# Task to carry out:
Please reproduce every row below line for line, without changing anything.

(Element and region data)

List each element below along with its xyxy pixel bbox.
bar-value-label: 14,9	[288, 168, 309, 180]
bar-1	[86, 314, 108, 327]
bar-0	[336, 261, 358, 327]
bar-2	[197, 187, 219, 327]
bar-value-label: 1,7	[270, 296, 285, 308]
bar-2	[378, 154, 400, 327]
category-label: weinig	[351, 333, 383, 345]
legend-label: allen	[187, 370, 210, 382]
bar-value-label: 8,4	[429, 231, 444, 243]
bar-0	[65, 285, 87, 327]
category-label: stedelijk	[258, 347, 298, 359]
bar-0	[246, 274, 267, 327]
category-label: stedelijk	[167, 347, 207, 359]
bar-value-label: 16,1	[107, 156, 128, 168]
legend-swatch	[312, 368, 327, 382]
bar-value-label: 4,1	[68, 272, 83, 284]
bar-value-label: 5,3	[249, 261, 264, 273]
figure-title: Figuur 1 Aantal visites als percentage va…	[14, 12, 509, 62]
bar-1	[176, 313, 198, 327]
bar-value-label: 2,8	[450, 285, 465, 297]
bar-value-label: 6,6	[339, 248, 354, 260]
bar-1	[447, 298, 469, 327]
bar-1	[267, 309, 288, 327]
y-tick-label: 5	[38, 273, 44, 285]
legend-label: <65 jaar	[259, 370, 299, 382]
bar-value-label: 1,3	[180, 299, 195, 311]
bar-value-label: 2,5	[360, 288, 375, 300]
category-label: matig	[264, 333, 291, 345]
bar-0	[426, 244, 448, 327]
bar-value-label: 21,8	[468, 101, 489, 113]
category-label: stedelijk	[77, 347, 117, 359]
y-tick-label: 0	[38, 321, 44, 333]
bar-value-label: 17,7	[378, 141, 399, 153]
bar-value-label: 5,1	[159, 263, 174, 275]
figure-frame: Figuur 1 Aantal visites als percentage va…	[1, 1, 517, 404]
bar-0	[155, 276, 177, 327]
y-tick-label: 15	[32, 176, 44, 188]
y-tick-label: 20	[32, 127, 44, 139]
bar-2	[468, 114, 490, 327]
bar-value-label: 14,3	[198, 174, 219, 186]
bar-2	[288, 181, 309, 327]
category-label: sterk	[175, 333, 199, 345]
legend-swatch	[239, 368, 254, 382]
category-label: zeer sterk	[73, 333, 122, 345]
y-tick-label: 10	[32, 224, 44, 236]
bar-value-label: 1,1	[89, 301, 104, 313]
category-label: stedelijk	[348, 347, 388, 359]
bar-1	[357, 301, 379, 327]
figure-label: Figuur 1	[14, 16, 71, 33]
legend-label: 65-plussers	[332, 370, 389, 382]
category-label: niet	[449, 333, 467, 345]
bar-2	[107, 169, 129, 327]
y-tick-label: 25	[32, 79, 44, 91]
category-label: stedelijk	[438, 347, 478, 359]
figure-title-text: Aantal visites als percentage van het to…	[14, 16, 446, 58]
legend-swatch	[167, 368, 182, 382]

# Written answer:
List each element below along with its xyxy pixel bbox.
bar-value-label: 14,9	[288, 168, 309, 180]
bar-1	[86, 314, 108, 327]
bar-0	[336, 261, 358, 327]
bar-2	[197, 187, 219, 327]
bar-value-label: 1,7	[270, 296, 285, 308]
bar-2	[378, 154, 400, 327]
category-label: weinig	[351, 333, 383, 345]
legend-label: allen	[187, 370, 210, 382]
bar-value-label: 8,4	[429, 231, 444, 243]
bar-0	[65, 285, 87, 327]
category-label: stedelijk	[258, 347, 298, 359]
bar-0	[246, 274, 267, 327]
category-label: stedelijk	[167, 347, 207, 359]
bar-value-label: 16,1	[107, 156, 128, 168]
legend-swatch	[312, 368, 327, 382]
bar-value-label: 4,1	[68, 272, 83, 284]
bar-value-label: 5,3	[249, 261, 264, 273]
figure-title: Figuur 1 Aantal visites als percentage va…	[14, 12, 509, 62]
bar-1	[176, 313, 198, 327]
bar-value-label: 2,8	[450, 285, 465, 297]
bar-value-label: 6,6	[339, 248, 354, 260]
bar-1	[447, 298, 469, 327]
bar-1	[267, 309, 288, 327]
y-tick-label: 5	[38, 273, 44, 285]
legend-label: <65 jaar	[259, 370, 299, 382]
bar-value-label: 1,3	[180, 299, 195, 311]
bar-value-label: 2,5	[360, 288, 375, 300]
category-label: matig	[264, 333, 291, 345]
bar-0	[426, 244, 448, 327]
bar-value-label: 21,8	[468, 101, 489, 113]
category-label: stedelijk	[77, 347, 117, 359]
y-tick-label: 0	[38, 321, 44, 333]
bar-value-label: 17,7	[378, 141, 399, 153]
bar-value-label: 5,1	[159, 263, 174, 275]
figure-frame: Figuur 1 Aantal visites als percentage va…	[1, 1, 517, 404]
bar-0	[155, 276, 177, 327]
y-tick-label: 15	[32, 176, 44, 188]
y-tick-label: 20	[32, 127, 44, 139]
bar-2	[468, 114, 490, 327]
bar-value-label: 14,3	[198, 174, 219, 186]
bar-2	[288, 181, 309, 327]
category-label: sterk	[175, 333, 199, 345]
legend-swatch	[239, 368, 254, 382]
category-label: zeer sterk	[73, 333, 122, 345]
y-tick-label: 10	[32, 224, 44, 236]
bar-value-label: 1,1	[89, 301, 104, 313]
category-label: stedelijk	[348, 347, 388, 359]
bar-1	[357, 301, 379, 327]
figure-label: Figuur 1	[14, 16, 71, 33]
legend-label: 65-plussers	[332, 370, 389, 382]
category-label: niet	[449, 333, 467, 345]
bar-2	[107, 169, 129, 327]
y-tick-label: 25	[32, 79, 44, 91]
category-label: stedelijk	[438, 347, 478, 359]
figure-title-text: Aantal visites als percentage van het to…	[14, 16, 446, 58]
legend-swatch	[167, 368, 182, 382]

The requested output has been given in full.